Château de Montségur

Château de Montségur
The Fortress of Montségur
Montségur
Inner courtyard
Montségur from village

The Château de Montségur is a former fortress near Montségur, a commune in the Ariège department in southwestern France. Its ruins are the site of a razed stronghold of the Cathars. The present fortress on the site, though described as one of the "Cathar castles," is actually of a later period. It has been listed as a monument historique by the French Ministry of Culture since 1862.

Contents

Geography

The ruins of Montségur are perched at a precarious 3000-foot (1207 m) altitude in the south of France near the Pyrenees Mountains. Located in the heart of France's Languedoc-Midi-Pyrénées regions, 80 km (50 mi) southwest of Carcassonne, Montségur dominates a rock formation known as a pog — a term derived from the local Occitan dialect — puòg, or puèg, meaning "peak," "hill," "mountain."

## Records provided
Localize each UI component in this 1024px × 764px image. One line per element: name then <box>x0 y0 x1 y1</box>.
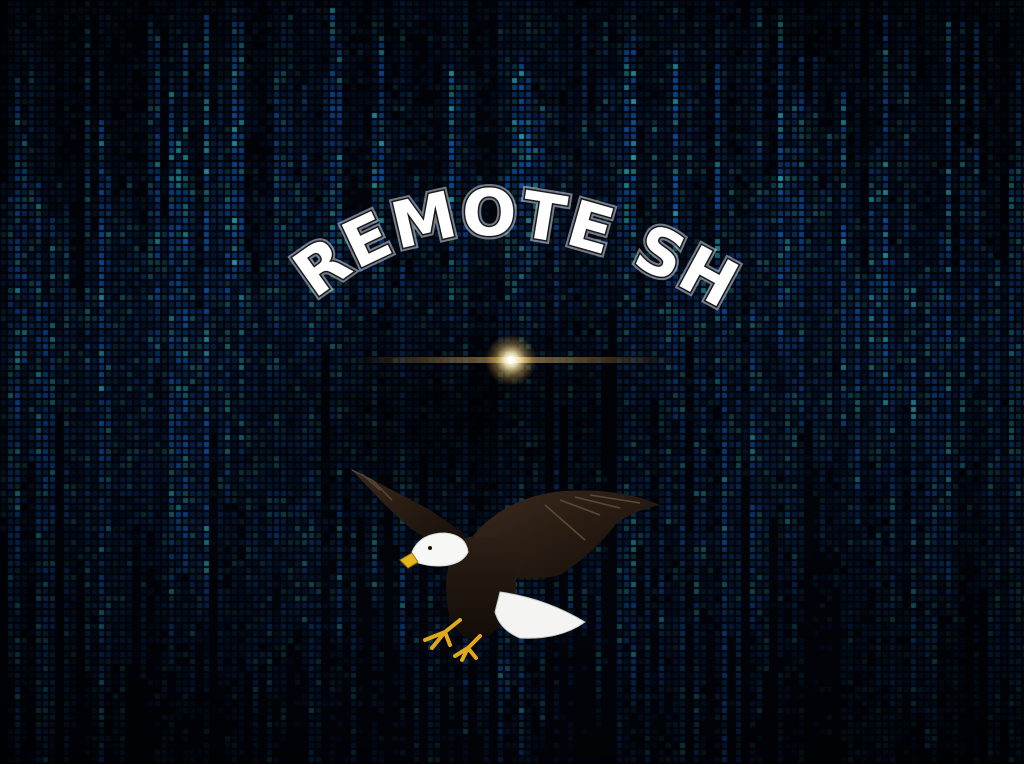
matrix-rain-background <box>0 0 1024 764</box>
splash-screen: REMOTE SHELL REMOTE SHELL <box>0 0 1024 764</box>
* * *
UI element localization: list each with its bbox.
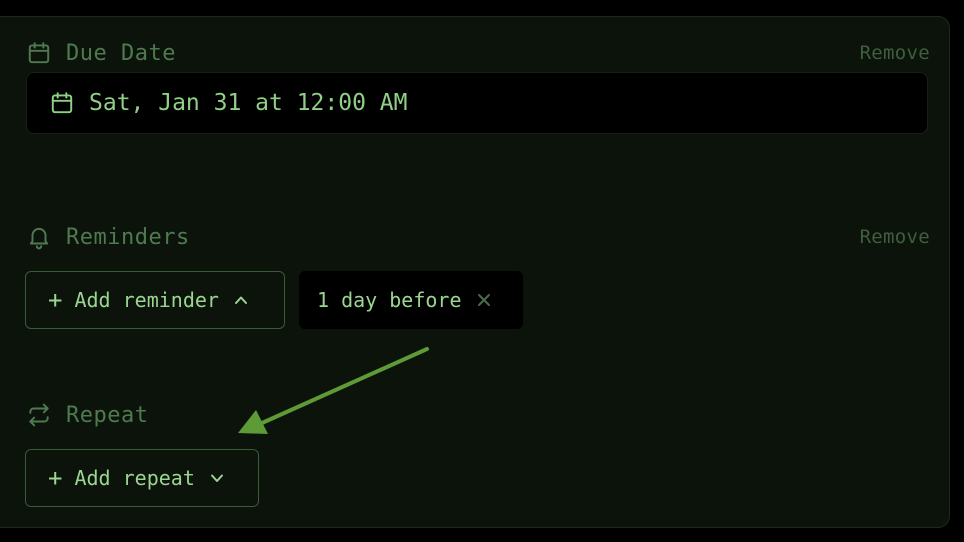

## The exercise
Continue the Château de Montségur text after the sentence about the pog.

## The output
History

The earliest signs of human settlement in the area date back to the stone age, around 80,000 years ago. Evidence of Roman occupation such as Roman currency and tools have also been found in and around the site. In the Middle Ages the Montsegur region was ruled by the Counts of Toulouse, the Viscounts of Carcassonne and finally the Counts of Foix.Little is known about the fortification until the time of the Albigensian Crusade.

The Cathar castle

In about 1204, Raymond de Péreille, one of the two lords of Montségur, the other being his cousin Pierre-Roger de Mirepoix, declared to rebuild the castle that had been in ruins for 40 years or more.[1] Refortified, the castle became a center of Cathar activities, and home to Guilhabert de Castres, a Cathar theologian and bishop. In 1233 the site became "the seat and head" (domicilium et caput) of the Cathar church.[1] It has been estimated that the fortified site housed about 500 persons when in 1241, Raymond VII besieged Montsegur withourt success.[2] The murder of representatives of the inquisition by about fifty men from Montsegur and faidits at Avignonet on May 28, 1242 was the trigger for the final military expedition to conquer the castle.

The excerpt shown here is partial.